### Given request
Return each line that holds the word "Source".

### Dataset excerpts

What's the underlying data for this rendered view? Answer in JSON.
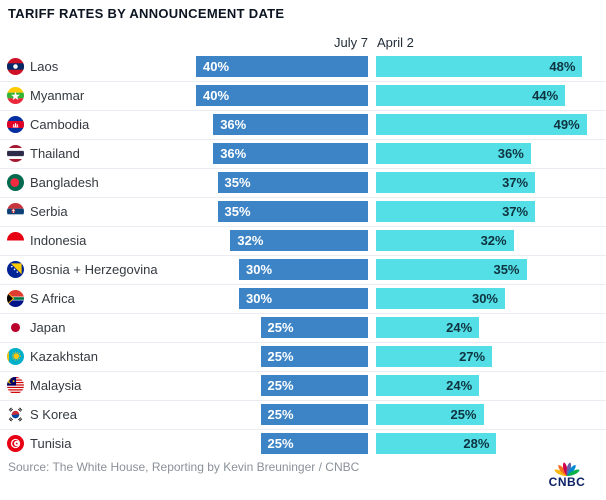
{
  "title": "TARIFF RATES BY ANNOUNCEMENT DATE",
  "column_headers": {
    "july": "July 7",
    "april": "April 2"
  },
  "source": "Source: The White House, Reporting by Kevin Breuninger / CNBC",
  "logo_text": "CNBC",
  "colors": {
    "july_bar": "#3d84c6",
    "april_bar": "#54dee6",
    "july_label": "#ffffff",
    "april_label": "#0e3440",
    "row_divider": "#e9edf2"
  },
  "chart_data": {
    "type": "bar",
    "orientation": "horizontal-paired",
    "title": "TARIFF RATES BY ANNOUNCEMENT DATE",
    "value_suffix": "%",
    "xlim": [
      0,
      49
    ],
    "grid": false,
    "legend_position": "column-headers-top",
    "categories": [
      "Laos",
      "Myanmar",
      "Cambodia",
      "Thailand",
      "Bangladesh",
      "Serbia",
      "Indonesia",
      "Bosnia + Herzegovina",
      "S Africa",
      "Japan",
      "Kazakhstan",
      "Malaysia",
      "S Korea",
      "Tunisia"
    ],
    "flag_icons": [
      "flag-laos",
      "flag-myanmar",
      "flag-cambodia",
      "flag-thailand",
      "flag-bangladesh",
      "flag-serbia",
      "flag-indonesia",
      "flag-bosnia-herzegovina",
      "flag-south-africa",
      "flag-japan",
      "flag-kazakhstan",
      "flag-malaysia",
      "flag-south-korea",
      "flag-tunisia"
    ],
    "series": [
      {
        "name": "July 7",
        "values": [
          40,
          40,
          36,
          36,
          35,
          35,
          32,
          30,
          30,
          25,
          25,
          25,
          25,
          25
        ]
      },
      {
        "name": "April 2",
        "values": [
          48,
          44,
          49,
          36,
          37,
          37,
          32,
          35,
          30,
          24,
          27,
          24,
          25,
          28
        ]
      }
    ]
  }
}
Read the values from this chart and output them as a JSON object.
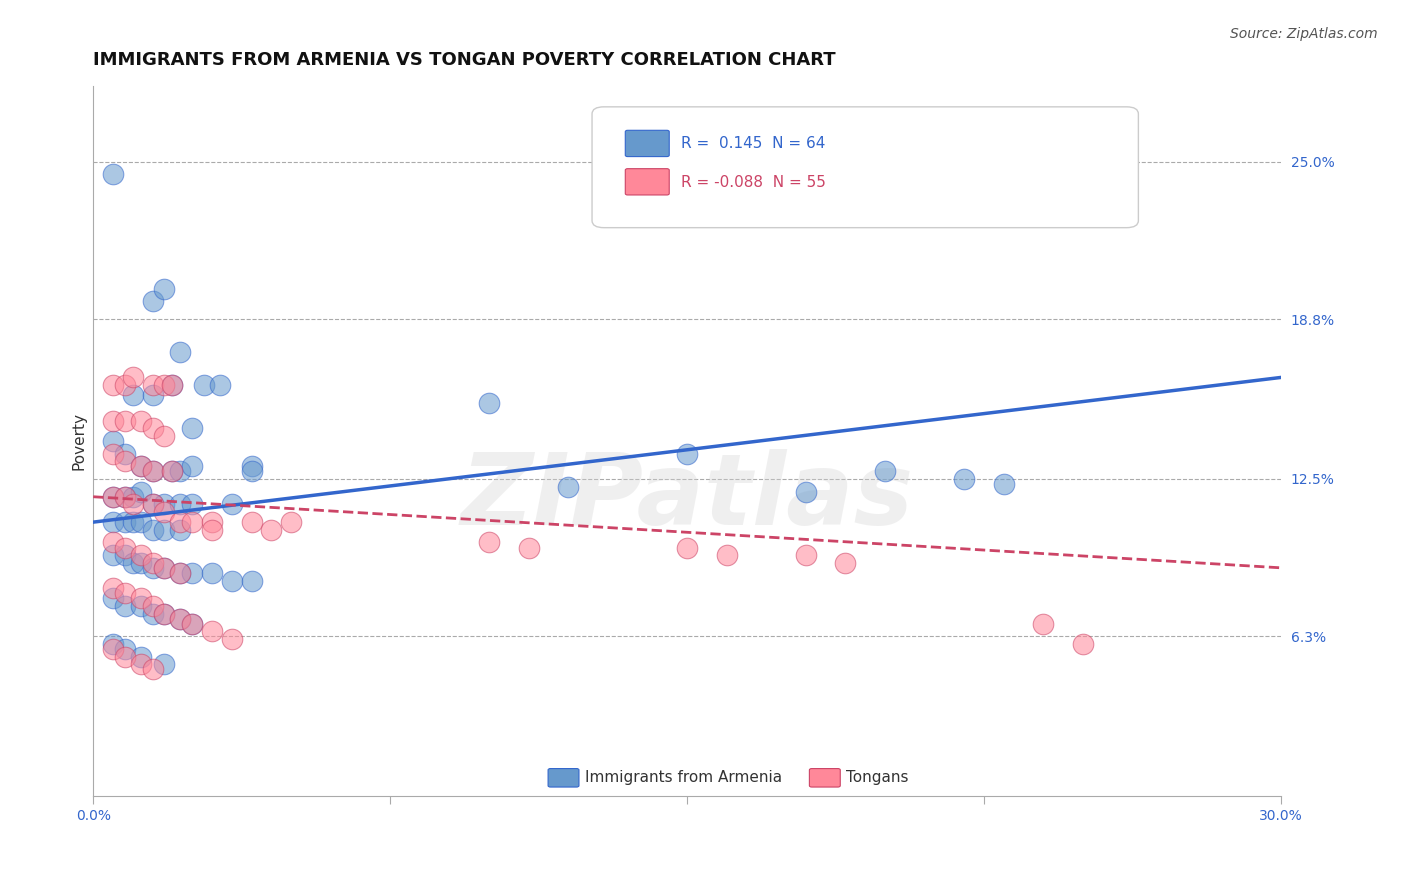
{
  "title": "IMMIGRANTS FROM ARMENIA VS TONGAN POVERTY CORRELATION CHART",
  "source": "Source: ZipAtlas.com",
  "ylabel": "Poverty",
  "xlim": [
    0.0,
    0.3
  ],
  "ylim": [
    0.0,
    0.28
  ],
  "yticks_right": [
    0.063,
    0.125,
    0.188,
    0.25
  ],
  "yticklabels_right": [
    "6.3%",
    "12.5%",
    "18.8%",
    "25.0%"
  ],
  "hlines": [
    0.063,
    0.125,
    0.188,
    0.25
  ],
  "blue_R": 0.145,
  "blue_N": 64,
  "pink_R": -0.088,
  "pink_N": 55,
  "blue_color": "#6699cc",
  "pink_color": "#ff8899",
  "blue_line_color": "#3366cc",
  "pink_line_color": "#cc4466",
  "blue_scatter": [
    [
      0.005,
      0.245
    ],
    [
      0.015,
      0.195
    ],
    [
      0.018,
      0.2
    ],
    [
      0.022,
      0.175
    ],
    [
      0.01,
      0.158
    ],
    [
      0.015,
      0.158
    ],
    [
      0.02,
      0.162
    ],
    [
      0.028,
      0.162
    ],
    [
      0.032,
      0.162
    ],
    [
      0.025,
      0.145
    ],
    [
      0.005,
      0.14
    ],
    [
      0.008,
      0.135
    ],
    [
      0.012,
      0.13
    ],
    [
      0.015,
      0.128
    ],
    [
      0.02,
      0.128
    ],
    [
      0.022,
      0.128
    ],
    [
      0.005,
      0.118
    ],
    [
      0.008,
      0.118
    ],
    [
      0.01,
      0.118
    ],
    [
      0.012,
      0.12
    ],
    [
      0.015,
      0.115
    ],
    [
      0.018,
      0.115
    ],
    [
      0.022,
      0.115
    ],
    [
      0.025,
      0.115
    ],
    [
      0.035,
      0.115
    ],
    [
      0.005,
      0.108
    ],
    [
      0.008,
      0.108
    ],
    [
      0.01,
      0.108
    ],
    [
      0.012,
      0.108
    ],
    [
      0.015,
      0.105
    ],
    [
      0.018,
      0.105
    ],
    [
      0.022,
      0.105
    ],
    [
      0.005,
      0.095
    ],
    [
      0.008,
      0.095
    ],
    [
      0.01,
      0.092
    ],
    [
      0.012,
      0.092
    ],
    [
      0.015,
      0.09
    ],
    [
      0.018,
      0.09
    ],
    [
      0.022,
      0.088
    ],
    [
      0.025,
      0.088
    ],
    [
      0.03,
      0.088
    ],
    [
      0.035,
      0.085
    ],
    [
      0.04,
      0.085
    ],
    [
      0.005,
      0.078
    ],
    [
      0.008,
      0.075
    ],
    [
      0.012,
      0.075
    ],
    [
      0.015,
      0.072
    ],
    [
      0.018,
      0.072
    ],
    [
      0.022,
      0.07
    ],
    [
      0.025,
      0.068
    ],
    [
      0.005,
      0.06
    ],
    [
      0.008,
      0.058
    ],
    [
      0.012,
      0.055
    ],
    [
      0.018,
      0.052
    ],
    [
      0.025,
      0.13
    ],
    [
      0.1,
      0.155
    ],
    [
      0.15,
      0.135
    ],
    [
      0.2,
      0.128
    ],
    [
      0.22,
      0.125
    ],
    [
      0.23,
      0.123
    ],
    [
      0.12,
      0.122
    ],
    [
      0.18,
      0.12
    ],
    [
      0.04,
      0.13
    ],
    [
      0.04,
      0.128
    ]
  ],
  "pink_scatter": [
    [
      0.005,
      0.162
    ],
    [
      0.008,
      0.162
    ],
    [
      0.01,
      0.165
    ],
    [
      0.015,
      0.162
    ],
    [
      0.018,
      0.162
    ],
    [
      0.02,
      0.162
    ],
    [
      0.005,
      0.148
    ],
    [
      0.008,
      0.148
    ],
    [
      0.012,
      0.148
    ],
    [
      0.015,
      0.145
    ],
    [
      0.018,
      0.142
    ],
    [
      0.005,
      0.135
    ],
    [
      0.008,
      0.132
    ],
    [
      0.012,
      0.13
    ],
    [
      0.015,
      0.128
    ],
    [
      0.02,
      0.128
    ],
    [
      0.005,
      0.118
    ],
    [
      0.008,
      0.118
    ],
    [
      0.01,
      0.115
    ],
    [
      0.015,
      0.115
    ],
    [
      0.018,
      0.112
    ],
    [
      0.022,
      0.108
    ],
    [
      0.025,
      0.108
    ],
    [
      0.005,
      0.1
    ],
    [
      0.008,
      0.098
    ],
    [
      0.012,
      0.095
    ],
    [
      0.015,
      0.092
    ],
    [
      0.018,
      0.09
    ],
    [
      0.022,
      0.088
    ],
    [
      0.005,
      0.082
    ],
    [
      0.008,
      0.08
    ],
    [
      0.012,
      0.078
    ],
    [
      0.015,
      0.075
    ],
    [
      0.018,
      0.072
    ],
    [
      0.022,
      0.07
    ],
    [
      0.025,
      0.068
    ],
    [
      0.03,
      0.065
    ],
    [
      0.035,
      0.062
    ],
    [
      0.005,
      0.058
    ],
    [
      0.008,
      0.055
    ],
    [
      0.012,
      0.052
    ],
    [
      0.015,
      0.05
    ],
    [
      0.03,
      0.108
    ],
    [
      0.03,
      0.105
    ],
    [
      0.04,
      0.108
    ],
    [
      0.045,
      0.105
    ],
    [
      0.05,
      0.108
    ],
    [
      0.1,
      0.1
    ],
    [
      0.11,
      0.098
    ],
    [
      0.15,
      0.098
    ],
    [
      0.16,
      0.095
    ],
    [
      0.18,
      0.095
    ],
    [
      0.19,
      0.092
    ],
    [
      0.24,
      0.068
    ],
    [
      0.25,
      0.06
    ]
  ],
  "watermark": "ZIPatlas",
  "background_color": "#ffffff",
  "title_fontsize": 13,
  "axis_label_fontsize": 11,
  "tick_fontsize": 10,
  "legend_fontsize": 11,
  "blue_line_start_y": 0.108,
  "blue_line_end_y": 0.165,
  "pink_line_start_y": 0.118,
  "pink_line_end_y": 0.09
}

### Answer for this exercise
  "source": "Source: The White House, Reporting by Kevin Breuninger / CNBC",
  "source": "Source: ZipAtlas.com",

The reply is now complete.